— Start —

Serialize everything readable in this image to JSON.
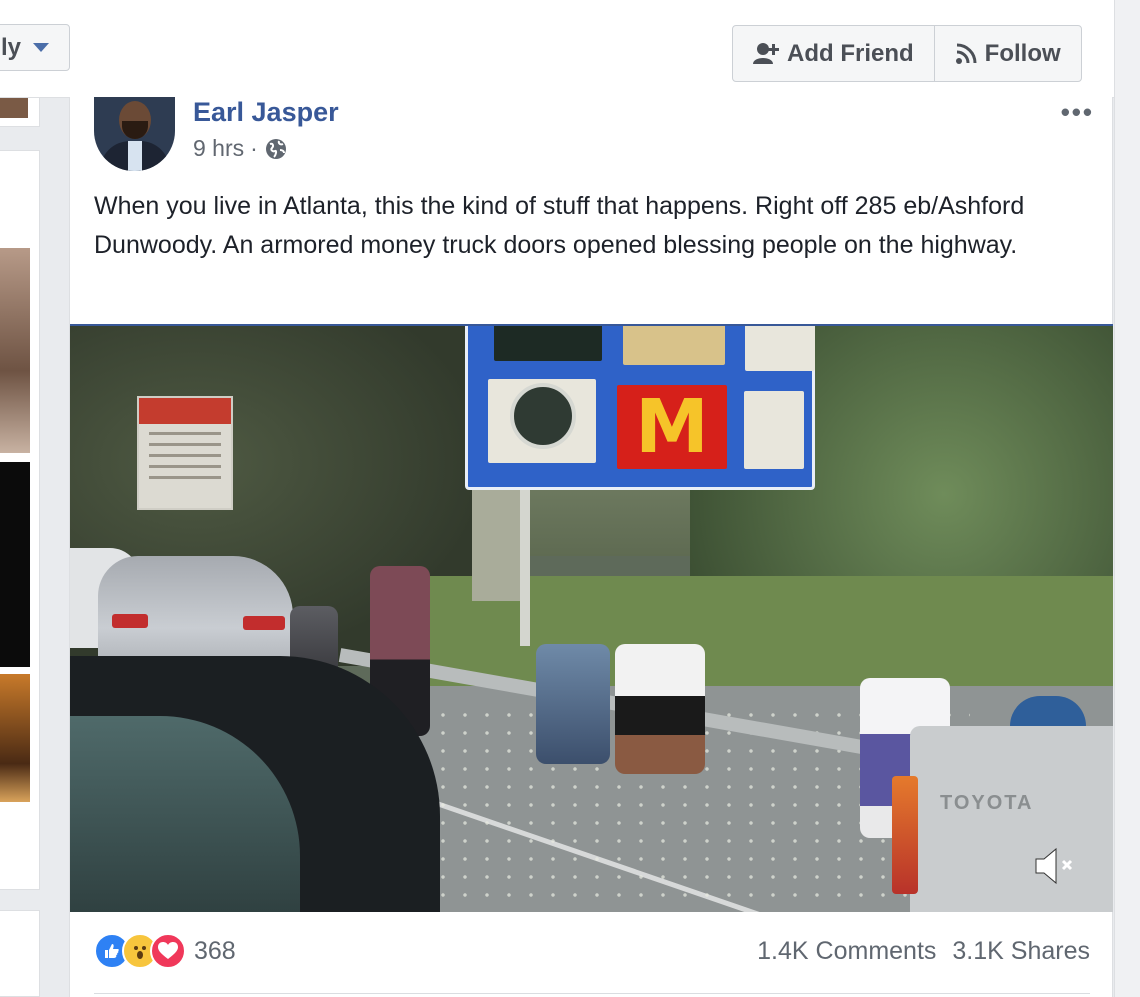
{
  "topbar": {
    "dropdown_label": "ly",
    "add_friend_label": "Add Friend",
    "follow_label": "Follow"
  },
  "post": {
    "author": "Earl Jasper",
    "time": "9 hrs",
    "separator": "·",
    "privacy_icon": "globe-icon",
    "more_label": "•••",
    "text": "When you live in Atlanta, this the kind of stuff that happens. Right off 285 eb/Ashford Dunwoody. An armored money truck doors opened blessing people on the highway.",
    "video": {
      "sign_logo": "M",
      "truck_brand": "TOYOTA",
      "mute_icon": "speaker-muted-icon"
    },
    "reactions": {
      "icons": [
        "like-icon",
        "wow-icon",
        "love-icon"
      ],
      "count": "368"
    },
    "comments": "1.4K Comments",
    "shares": "3.1K Shares"
  }
}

— End —

◆ Given exercise: From the listing, extract all text exactly as given and drop any picture.

◆ Exercise answer:
Serialize everything readable in this image to JSON.
{
  "topbar": {
    "dropdown_label": "ly",
    "add_friend_label": "Add Friend",
    "follow_label": "Follow"
  },
  "post": {
    "author": "Earl Jasper",
    "time": "9 hrs",
    "separator": "·",
    "privacy_icon": "globe-icon",
    "more_label": "•••",
    "text": "When you live in Atlanta, this the kind of stuff that happens. Right off 285 eb/Ashford Dunwoody. An armored money truck doors opened blessing people on the highway.",
    "video": {
      "sign_logo": "M",
      "truck_brand": "TOYOTA",
      "mute_icon": "speaker-muted-icon"
    },
    "reactions": {
      "icons": [
        "like-icon",
        "wow-icon",
        "love-icon"
      ],
      "count": "368"
    },
    "comments": "1.4K Comments",
    "shares": "3.1K Shares"
  }
}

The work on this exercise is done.